**To be done:**
Rewrite the lines running from the line that contains "y2-tick-label: 1000 xyxy=(937,202,956,212)" through the line that contains "x-tick-label: Sep 2021 xyxy=(345,286,381,296)", changing "x-tick-label" to "x-axis-label" and leaving everything else unchanged.

(Collected data)
[start]

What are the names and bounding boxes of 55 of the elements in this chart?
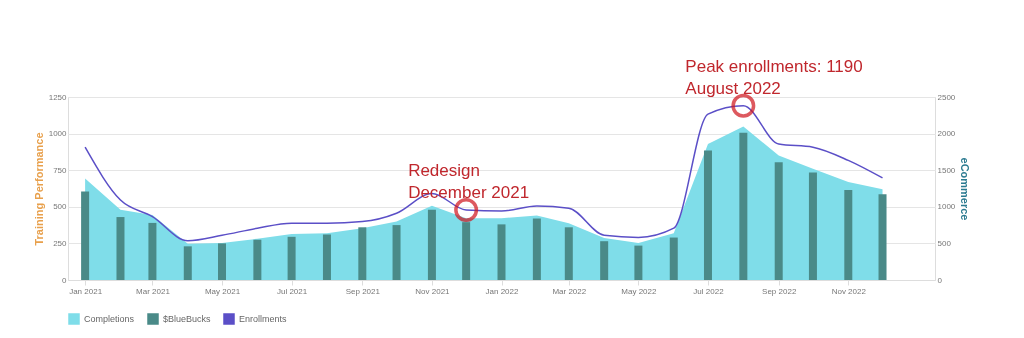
y2-tick-label: 1000 xyxy=(937,202,956,212)
y2-tick-label: 500 xyxy=(937,238,952,248)
bar xyxy=(81,191,90,280)
annotation: Redesign December 2021 xyxy=(408,161,530,203)
bar xyxy=(427,209,436,280)
bar xyxy=(183,246,192,280)
x-tick-label: Jan 2021 xyxy=(69,286,103,296)
x-tick-label: Jan 2022 xyxy=(485,286,520,296)
bar xyxy=(774,162,783,280)
bar xyxy=(703,150,712,280)
bar xyxy=(634,245,643,280)
bar xyxy=(739,132,748,280)
bar xyxy=(253,239,262,280)
bar xyxy=(218,243,227,280)
bar xyxy=(497,224,506,280)
bar xyxy=(462,222,471,280)
x-tick-label: Sep 2021 xyxy=(345,286,381,296)
legend-label: $BlueBucks xyxy=(163,314,212,324)
x-tick-label: Nov 2022 xyxy=(831,286,867,296)
y2-tick-label: 0 xyxy=(937,275,943,285)
bar xyxy=(600,241,609,280)
y-axis-title: Training Performance xyxy=(32,132,45,246)
y2-tick-label: 1500 xyxy=(937,165,956,175)
y-tick-label: 500 xyxy=(53,202,68,212)
bar xyxy=(116,217,125,280)
bar xyxy=(878,194,887,280)
bar xyxy=(808,172,817,280)
bar xyxy=(669,237,678,280)
x-tick-label: Mar 2021 xyxy=(136,286,171,296)
x-tick-label: Nov 2021 xyxy=(415,286,451,296)
bar xyxy=(392,225,401,280)
y-tick-label: 0 xyxy=(62,275,68,285)
legend-label: Completions xyxy=(84,314,135,324)
legend-label: Enrollments xyxy=(239,314,288,324)
bar xyxy=(358,227,367,280)
y-tick-label: 1250 xyxy=(48,92,68,102)
bar xyxy=(322,234,331,280)
x-tick-label: Jul 2022 xyxy=(693,286,725,296)
y-tick-label: 1000 xyxy=(48,129,68,139)
y-tick-label: 250 xyxy=(53,238,68,248)
bar xyxy=(287,236,296,280)
y2-tick-label: 2000 xyxy=(937,129,956,139)
y2-axis-title: eCommerce xyxy=(959,157,972,221)
x-tick-label: Jul 2021 xyxy=(276,286,308,296)
x-tick-label: Mar 2022 xyxy=(552,286,587,296)
x-tick-label: May 2022 xyxy=(621,286,658,296)
x-tick-label: Sep 2022 xyxy=(762,286,797,296)
y2-tick-label: 2500 xyxy=(937,92,956,102)
bar xyxy=(532,218,541,280)
annotation: Peak enrollments: 1190 August 2022 xyxy=(685,56,863,98)
bar xyxy=(564,227,573,280)
bar xyxy=(844,189,853,280)
bar xyxy=(148,222,157,280)
x-tick-label: May 2021 xyxy=(204,286,241,296)
y-tick-label: 750 xyxy=(53,165,68,175)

[end]

**Output below:**
y2-tick-label: 1000 xyxy=(937,202,956,212)
y2-tick-label: 500 xyxy=(937,238,952,248)
bar xyxy=(81,191,90,280)
annotation: Redesign December 2021 xyxy=(408,161,530,203)
bar xyxy=(427,209,436,280)
bar xyxy=(183,246,192,280)
x-axis-label: Jan 2021 xyxy=(69,286,103,296)
x-axis-label: Jan 2022 xyxy=(485,286,520,296)
bar xyxy=(774,162,783,280)
bar xyxy=(703,150,712,280)
bar xyxy=(634,245,643,280)
bar xyxy=(739,132,748,280)
bar xyxy=(253,239,262,280)
bar xyxy=(218,243,227,280)
bar xyxy=(497,224,506,280)
bar xyxy=(462,222,471,280)
x-axis-label: Sep 2021 xyxy=(345,286,381,296)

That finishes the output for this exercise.